## Set task
Below are the records; collect from them each line containing the string "Show".

[START OF Data for this exercise]

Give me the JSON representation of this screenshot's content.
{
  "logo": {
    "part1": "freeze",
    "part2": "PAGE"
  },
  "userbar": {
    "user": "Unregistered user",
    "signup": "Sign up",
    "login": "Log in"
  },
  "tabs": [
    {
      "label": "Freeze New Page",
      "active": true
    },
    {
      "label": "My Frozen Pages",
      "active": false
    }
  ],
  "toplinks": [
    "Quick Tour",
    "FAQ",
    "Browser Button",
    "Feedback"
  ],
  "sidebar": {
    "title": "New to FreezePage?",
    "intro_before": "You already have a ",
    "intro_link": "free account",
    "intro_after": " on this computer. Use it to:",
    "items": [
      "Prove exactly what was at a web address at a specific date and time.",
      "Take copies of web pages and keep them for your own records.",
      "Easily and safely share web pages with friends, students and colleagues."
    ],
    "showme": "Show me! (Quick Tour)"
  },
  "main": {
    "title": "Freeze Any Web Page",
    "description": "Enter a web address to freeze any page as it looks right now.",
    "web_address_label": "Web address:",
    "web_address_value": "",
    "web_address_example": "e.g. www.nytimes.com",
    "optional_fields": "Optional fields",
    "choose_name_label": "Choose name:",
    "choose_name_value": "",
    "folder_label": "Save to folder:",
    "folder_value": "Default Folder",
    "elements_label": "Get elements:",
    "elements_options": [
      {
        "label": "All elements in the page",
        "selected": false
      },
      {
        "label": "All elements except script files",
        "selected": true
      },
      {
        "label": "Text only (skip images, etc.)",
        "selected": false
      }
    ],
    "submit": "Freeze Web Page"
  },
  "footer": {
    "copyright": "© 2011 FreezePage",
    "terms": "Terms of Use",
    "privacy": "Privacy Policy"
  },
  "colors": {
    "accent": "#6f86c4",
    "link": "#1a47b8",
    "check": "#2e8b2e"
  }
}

[END OF Data for this exercise]
[START OF Data for this exercise]

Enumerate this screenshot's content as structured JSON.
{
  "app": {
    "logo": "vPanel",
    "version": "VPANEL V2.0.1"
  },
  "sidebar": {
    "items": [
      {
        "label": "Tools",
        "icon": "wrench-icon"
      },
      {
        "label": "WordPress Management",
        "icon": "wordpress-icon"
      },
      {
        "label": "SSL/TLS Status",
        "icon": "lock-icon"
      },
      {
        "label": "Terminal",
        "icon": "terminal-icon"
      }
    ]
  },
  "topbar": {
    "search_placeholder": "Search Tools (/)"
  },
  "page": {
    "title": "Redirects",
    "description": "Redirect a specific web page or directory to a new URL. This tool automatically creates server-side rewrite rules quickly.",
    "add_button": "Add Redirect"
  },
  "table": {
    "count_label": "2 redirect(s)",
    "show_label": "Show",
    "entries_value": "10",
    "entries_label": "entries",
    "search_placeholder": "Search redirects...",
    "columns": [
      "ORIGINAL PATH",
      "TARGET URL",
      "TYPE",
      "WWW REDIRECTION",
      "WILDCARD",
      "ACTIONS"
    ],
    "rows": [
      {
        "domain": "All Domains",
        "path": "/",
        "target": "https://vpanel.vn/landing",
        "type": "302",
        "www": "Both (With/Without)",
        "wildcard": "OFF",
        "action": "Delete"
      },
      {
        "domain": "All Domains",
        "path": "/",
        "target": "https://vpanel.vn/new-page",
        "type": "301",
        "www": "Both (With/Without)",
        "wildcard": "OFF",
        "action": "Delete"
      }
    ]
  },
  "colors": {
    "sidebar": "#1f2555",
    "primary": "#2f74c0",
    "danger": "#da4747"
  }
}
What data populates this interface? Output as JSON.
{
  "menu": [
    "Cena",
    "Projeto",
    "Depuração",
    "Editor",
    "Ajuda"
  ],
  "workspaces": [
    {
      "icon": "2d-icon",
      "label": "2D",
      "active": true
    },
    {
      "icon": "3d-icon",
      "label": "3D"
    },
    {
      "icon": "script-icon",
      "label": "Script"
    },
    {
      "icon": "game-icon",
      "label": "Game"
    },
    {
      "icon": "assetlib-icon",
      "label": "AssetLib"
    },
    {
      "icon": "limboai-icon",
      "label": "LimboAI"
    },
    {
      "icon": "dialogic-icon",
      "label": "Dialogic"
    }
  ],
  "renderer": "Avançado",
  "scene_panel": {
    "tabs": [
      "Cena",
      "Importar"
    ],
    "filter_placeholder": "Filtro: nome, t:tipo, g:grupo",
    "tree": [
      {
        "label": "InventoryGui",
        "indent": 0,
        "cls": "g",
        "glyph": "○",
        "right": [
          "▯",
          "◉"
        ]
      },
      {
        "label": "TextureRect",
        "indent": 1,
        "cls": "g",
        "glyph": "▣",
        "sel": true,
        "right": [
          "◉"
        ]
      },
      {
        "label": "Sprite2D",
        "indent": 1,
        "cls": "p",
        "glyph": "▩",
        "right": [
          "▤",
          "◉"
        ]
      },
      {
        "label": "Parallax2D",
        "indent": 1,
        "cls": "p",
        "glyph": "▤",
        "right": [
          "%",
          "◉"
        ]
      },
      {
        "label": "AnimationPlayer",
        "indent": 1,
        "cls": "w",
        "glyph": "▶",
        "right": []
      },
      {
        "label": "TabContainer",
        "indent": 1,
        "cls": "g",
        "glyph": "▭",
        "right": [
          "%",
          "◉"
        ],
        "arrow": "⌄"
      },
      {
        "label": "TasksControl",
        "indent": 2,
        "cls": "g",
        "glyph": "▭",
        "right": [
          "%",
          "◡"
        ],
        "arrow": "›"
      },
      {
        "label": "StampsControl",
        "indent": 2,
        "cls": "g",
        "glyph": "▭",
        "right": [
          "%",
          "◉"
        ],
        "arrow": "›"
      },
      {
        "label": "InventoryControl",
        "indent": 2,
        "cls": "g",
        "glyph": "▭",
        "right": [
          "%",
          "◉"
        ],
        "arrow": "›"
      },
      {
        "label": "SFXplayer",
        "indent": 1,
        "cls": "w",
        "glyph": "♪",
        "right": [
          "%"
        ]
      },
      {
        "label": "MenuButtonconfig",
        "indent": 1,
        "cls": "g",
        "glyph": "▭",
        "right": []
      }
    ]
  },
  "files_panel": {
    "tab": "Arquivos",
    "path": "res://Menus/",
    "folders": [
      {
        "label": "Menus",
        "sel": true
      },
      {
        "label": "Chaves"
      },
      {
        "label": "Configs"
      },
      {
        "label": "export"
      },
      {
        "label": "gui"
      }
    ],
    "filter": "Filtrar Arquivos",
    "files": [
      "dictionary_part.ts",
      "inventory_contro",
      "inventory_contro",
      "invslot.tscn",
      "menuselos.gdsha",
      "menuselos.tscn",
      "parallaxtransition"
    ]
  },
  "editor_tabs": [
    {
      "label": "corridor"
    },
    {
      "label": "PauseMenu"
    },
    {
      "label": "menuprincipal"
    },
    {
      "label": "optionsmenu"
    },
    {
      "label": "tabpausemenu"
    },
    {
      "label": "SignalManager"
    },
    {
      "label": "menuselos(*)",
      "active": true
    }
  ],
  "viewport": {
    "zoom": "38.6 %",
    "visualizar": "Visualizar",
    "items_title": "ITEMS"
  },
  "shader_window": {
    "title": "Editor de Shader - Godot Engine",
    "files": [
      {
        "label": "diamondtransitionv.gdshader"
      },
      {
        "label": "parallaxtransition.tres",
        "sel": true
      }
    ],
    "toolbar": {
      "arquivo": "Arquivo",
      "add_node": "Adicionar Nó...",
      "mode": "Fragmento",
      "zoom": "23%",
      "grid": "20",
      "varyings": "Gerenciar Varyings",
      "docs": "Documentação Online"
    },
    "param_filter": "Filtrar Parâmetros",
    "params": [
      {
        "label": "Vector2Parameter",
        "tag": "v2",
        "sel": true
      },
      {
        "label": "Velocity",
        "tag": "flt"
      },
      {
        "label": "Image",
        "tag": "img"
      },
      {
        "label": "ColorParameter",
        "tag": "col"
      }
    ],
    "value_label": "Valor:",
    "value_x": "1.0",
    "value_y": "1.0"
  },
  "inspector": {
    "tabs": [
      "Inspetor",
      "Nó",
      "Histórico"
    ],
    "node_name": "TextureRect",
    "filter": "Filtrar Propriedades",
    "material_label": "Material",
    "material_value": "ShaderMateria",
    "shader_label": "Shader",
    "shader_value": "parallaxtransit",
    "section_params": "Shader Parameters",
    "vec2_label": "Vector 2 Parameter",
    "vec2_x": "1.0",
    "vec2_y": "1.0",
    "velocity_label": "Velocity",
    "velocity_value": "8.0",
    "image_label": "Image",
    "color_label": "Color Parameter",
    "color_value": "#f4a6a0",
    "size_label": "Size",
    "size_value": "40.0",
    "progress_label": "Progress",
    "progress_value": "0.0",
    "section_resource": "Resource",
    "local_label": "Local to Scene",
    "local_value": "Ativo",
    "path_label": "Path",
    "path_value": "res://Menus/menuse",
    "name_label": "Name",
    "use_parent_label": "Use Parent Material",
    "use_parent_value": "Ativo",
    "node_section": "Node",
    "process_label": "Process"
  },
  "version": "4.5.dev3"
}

[END OF Data for this exercise]

## Task output
    "showme": "Show me! (Quick Tour)"
    "show_label": "Show",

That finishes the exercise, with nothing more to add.